→ **EXERCISE AIM**
Output each line exactly as it appears, skipping any embedded picture.

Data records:
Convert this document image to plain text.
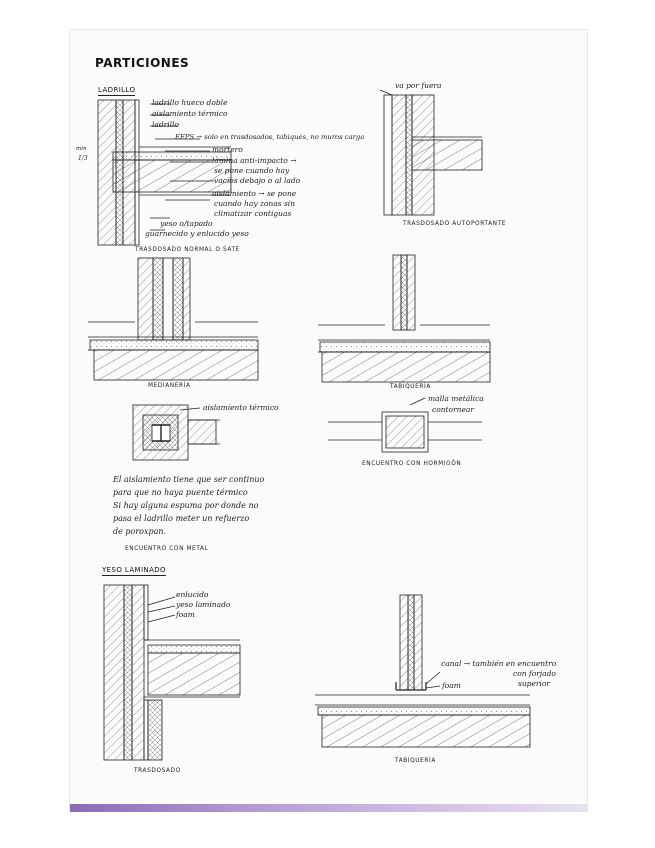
PARTICIONES
LADRILLO
YESO LAMINADO
ladrillo hueco doble
aislamiento térmico
ladrillo
EEPS → solo en trasdosados, tabiques, no muros carga
mortero
lámina anti-impacto →
se pone cuando hay
vacíos debajo o al lado
aislamiento → se pone
cuando hay zonas sin
climatizar contiguas
yeso o/tapado
guarnecido y enlucido yeso
min
1/3
TRASDOSADO NORMAL O SATE
va por fuera
TRASDOSADO AUTOPORTANTE
MEDIANERÍA	TABIQUERÍA
aislamiento térmico
El aislamiento tiene que ser continuo
para que no haya puente térmico
Si hay alguna espuma por donde no
pasa el ladrillo meter un refuerzo
de poroxpan.
ENCUENTRO CON METAL
malla metálica
contornear
ENCUENTRO CON HORMIGÓN
enlucido
yeso laminado
foam
TRASDOSADO
canal → también en encuentro
con forjado
superior
foam
TABIQUERÍA
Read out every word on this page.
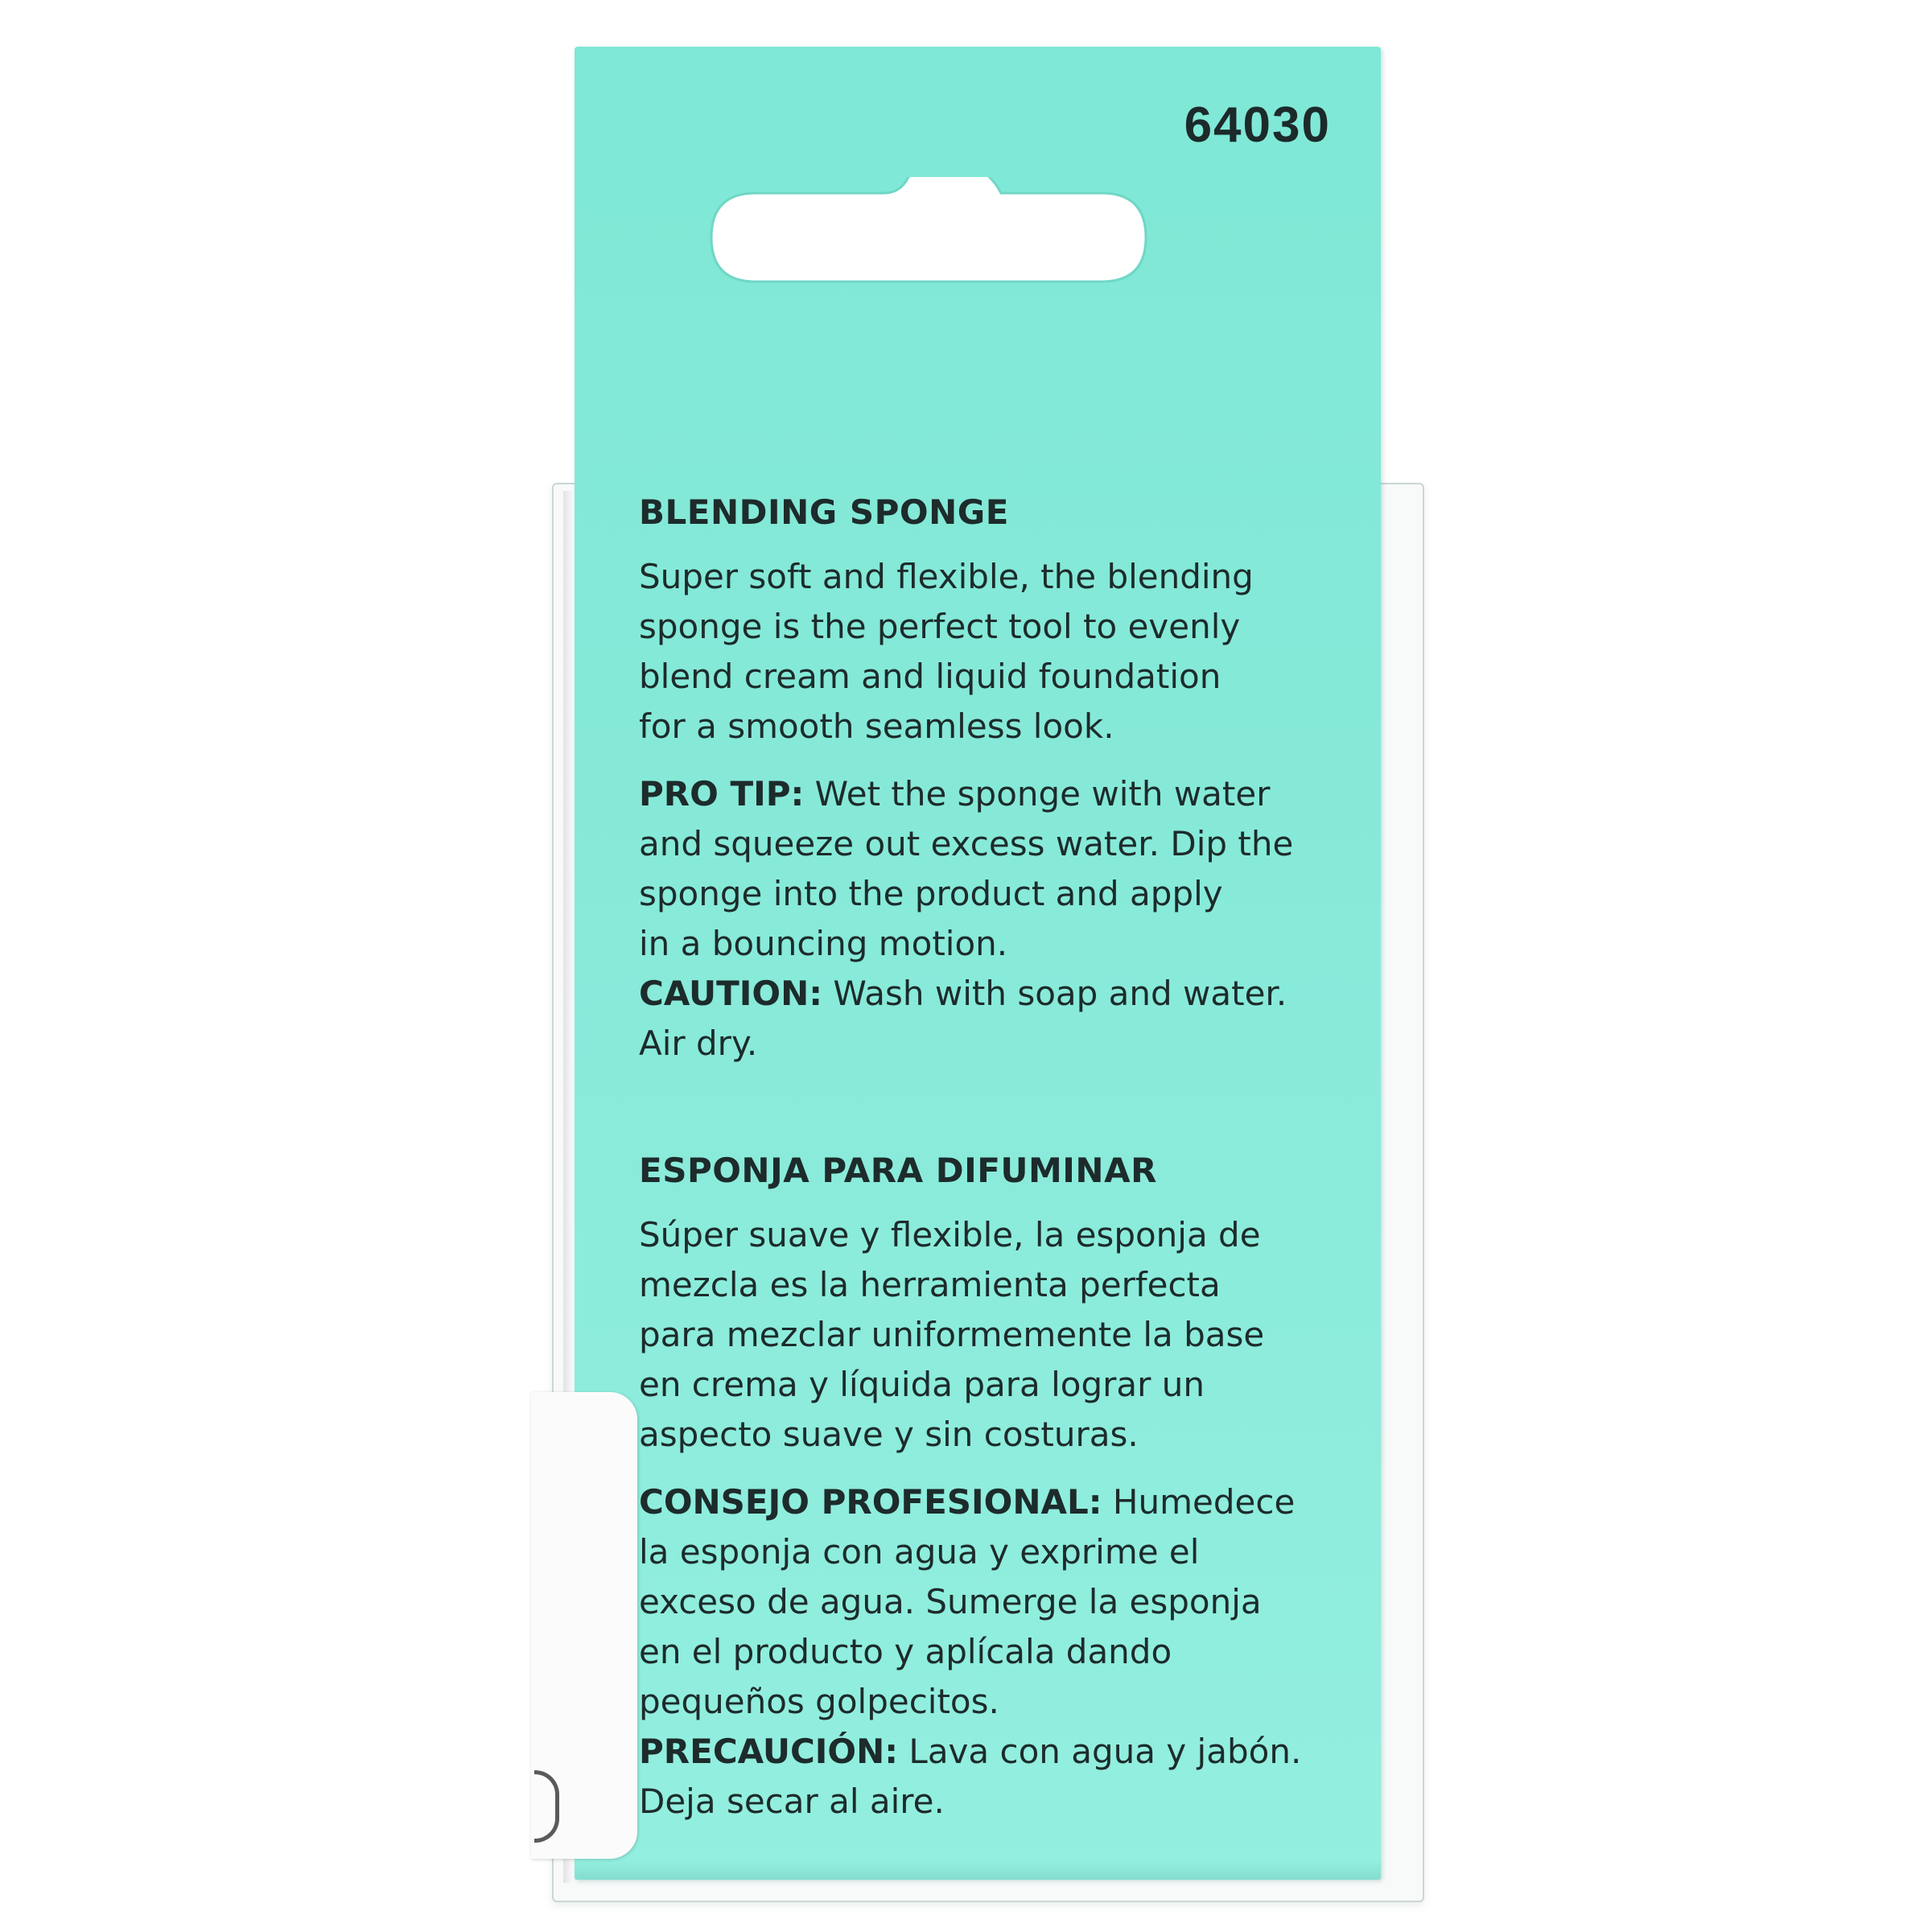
64030
BLENDING SPONGE
Super soft and flexible, the blending
sponge is the perfect tool to evenly
blend cream and liquid foundation
for a smooth seamless look.
PRO TIP: Wet the sponge with water
and squeeze out excess water. Dip the
sponge into the product and apply
in a bouncing motion.
CAUTION: Wash with soap and water.
Air dry.
ESPONJA PARA DIFUMINAR
Súper suave y flexible, la esponja de
mezcla es la herramienta perfecta
para mezclar uniformemente la base
en crema y líquida para lograr un
aspecto suave y sin costuras.
CONSEJO PROFESIONAL: Humedece
la esponja con agua y exprime el
exceso de agua. Sumerge la esponja
en el producto y aplícala dando
pequeños golpecitos.
PRECAUCIÓN: Lava con agua y jabón.
Deja secar al aire.
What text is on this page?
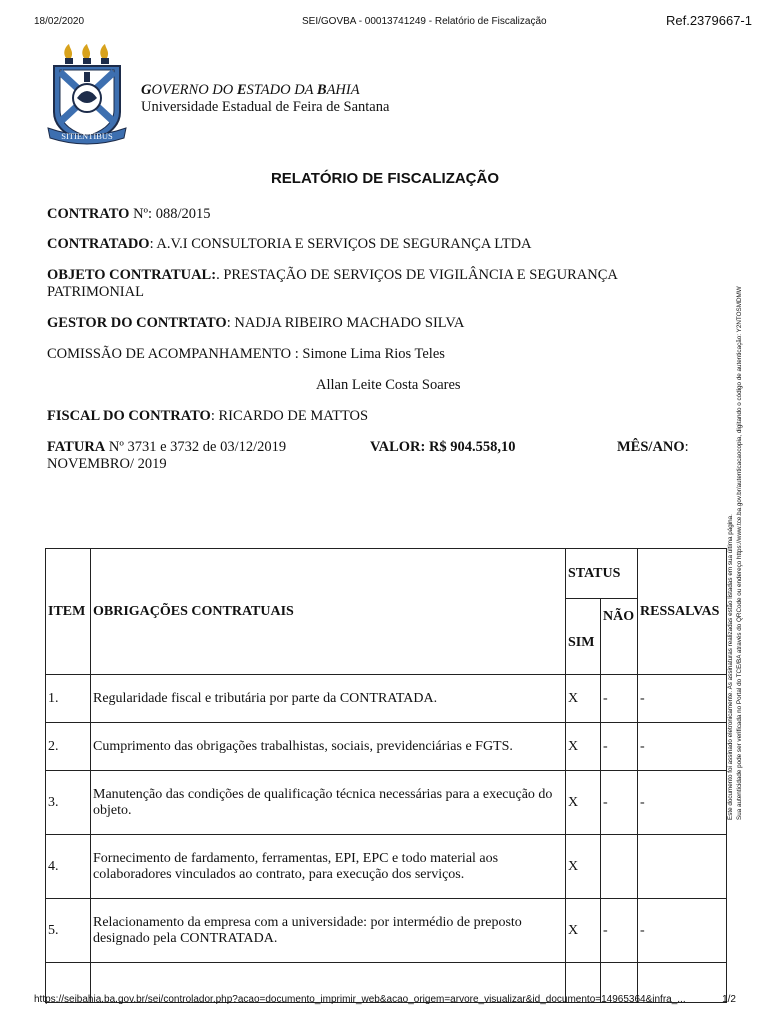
18/02/2020	SEI/GOVBA - 00013741249 - Relatório de Fiscalização	Ref.2379667-1
SITIENTIBUS
GOVERNO DO ESTADO DA BAHIA
Universidade Estadual de Feira de Santana
RELATÓRIO DE FISCALIZAÇÃO
CONTRATO Nº: 088/2015
CONTRATADO: A.V.I CONSULTORIA E SERVIÇOS DE SEGURANÇA LTDA
OBJETO CONTRATUAL:. PRESTAÇÃO DE SERVIÇOS DE VIGILÂNCIA E SEGURANÇA PATRIMONIAL
GESTOR DO CONTRTATO: NADJA RIBEIRO MACHADO SILVA
COMISSÃO DE ACOMPANHAMENTO : Simone Lima Rios Teles
Allan Leite Costa Soares
FISCAL DO CONTRATO: RICARDO DE MATTOS
FATURA Nº 3731 e 3732 de 03/12/2019	VALOR: R$ 904.558,10	MÊS/ANO:
NOVEMBRO/ 2019
Este documento foi assinado eletronicamente. As assinaturas realizadas estão listadas em sua última página. Sua autenticidade pode ser verificada no Portal do TCE/BA através do QRCode ou endereço https://www.tce.ba.gov.br/autenticacaocopia, digitando o código de autenticação: Y2NTOSMDMW
ITEM	OBRIGAÇÕES CONTRATUAIS	STATUS		RESSALVAS
		SIM	NÃO	
1.	Regularidade fiscal e tributária por parte da CONTRATADA.	X	-	-
2.	Cumprimento das obrigações trabalhistas, sociais, previdenciárias e FGTS.	X	-	-
3.	Manutenção das condições de qualificação técnica necessárias para a execução do objeto.	X	-	-
4.	Fornecimento de fardamento, ferramentas, EPI, EPC e todo material aos colaboradores vinculados ao contrato, para execução dos serviços.	X		
5.	Relacionamento da empresa com a universidade: por intermédio de preposto designado pela CONTRATADA.	X	-	-

https://seibahia.ba.gov.br/sei/controlador.php?acao=documento_imprimir_web&acao_origem=arvore_visualizar&id_documento=14965364&infra_...	1/2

→ **WRITTEN RESPONSE**
Convert this document image to plain text.
PARTICIONES
LADRILLO
YESO LAMINADO
ladrillo hueco doble
aislamiento térmico
ladrillo
EEPS → solo en trasdosados, tabiques, no muros carga
mortero
lámina anti-impacto →
se pone cuando hay
vacíos debajo o al lado
aislamiento → se pone
cuando hay zonas sin
climatizar contiguas
yeso o/tapado
guarnecido y enlucido yeso
min
1/3
TRASDOSADO NORMAL O SATE
va por fuera
TRASDOSADO AUTOPORTANTE
MEDIANERÍA	TABIQUERÍA
aislamiento térmico
El aislamiento tiene que ser continuo
para que no haya puente térmico
Si hay alguna espuma por donde no
pasa el ladrillo meter un refuerzo
de poroxpan.
ENCUENTRO CON METAL
malla metálica
contornear
ENCUENTRO CON HORMIGÓN
enlucido
yeso laminado
foam
TRASDOSADO
canal → también en encuentro
con forjado
superior
foam
TABIQUERÍA
Read out every word on this page.
64030
BLENDING SPONGE
Super soft and flexible, the blending
sponge is the perfect tool to evenly
blend cream and liquid foundation
for a smooth seamless look.
PRO TIP: Wet the sponge with water
and squeeze out excess water. Dip the
sponge into the product and apply
in a bouncing motion.
CAUTION: Wash with soap and water.
Air dry.
ESPONJA PARA DIFUMINAR
Súper suave y flexible, la esponja de
mezcla es la herramienta perfecta
para mezclar uniformemente la base
en crema y líquida para lograr un
aspecto suave y sin costuras.
CONSEJO PROFESIONAL: Humedece
la esponja con agua y exprime el
exceso de agua. Sumerge la esponja
en el producto y aplícala dando
pequeños golpecitos.
PRECAUCIÓN: Lava con agua y jabón.
Deja secar al aire.
What text is on this page?
18/02/2020	SEI/GOVBA - 00013741249 - Relatório de Fiscalização	Ref.2379667-1
SITIENTIBUS
GOVERNO DO ESTADO DA BAHIA
Universidade Estadual de Feira de Santana
RELATÓRIO DE FISCALIZAÇÃO
CONTRATO Nº: 088/2015
CONTRATADO: A.V.I CONSULTORIA E SERVIÇOS DE SEGURANÇA LTDA
OBJETO CONTRATUAL:. PRESTAÇÃO DE SERVIÇOS DE VIGILÂNCIA E SEGURANÇA PATRIMONIAL
GESTOR DO CONTRTATO: NADJA RIBEIRO MACHADO SILVA
COMISSÃO DE ACOMPANHAMENTO : Simone Lima Rios Teles
Allan Leite Costa Soares
FISCAL DO CONTRATO: RICARDO DE MATTOS
FATURA Nº 3731 e 3732 de 03/12/2019	VALOR: R$ 904.558,10	MÊS/ANO:
NOVEMBRO/ 2019
Este documento foi assinado eletronicamente. As assinaturas realizadas estão listadas em sua última página. Sua autenticidade pode ser verificada no Portal do TCE/BA através do QRCode ou endereço https://www.tce.ba.gov.br/autenticacaocopia, digitando o código de autenticação: Y2NTOSMDMW
ITEM	OBRIGAÇÕES CONTRATUAIS	STATUS		RESSALVAS
		SIM	NÃO	
1.	Regularidade fiscal e tributária por parte da CONTRATADA.	X	-	-
2.	Cumprimento das obrigações trabalhistas, sociais, previdenciárias e FGTS.	X	-	-
3.	Manutenção das condições de qualificação técnica necessárias para a execução do objeto.	X	-	-
4.	Fornecimento de fardamento, ferramentas, EPI, EPC e todo material aos colaboradores vinculados ao contrato, para execução dos serviços.	X		
5.	Relacionamento da empresa com a universidade: por intermédio de preposto designado pela CONTRATADA.	X	-	-

https://seibahia.ba.gov.br/sei/controlador.php?acao=documento_imprimir_web&acao_origem=arvore_visualizar&id_documento=14965364&infra_...	1/2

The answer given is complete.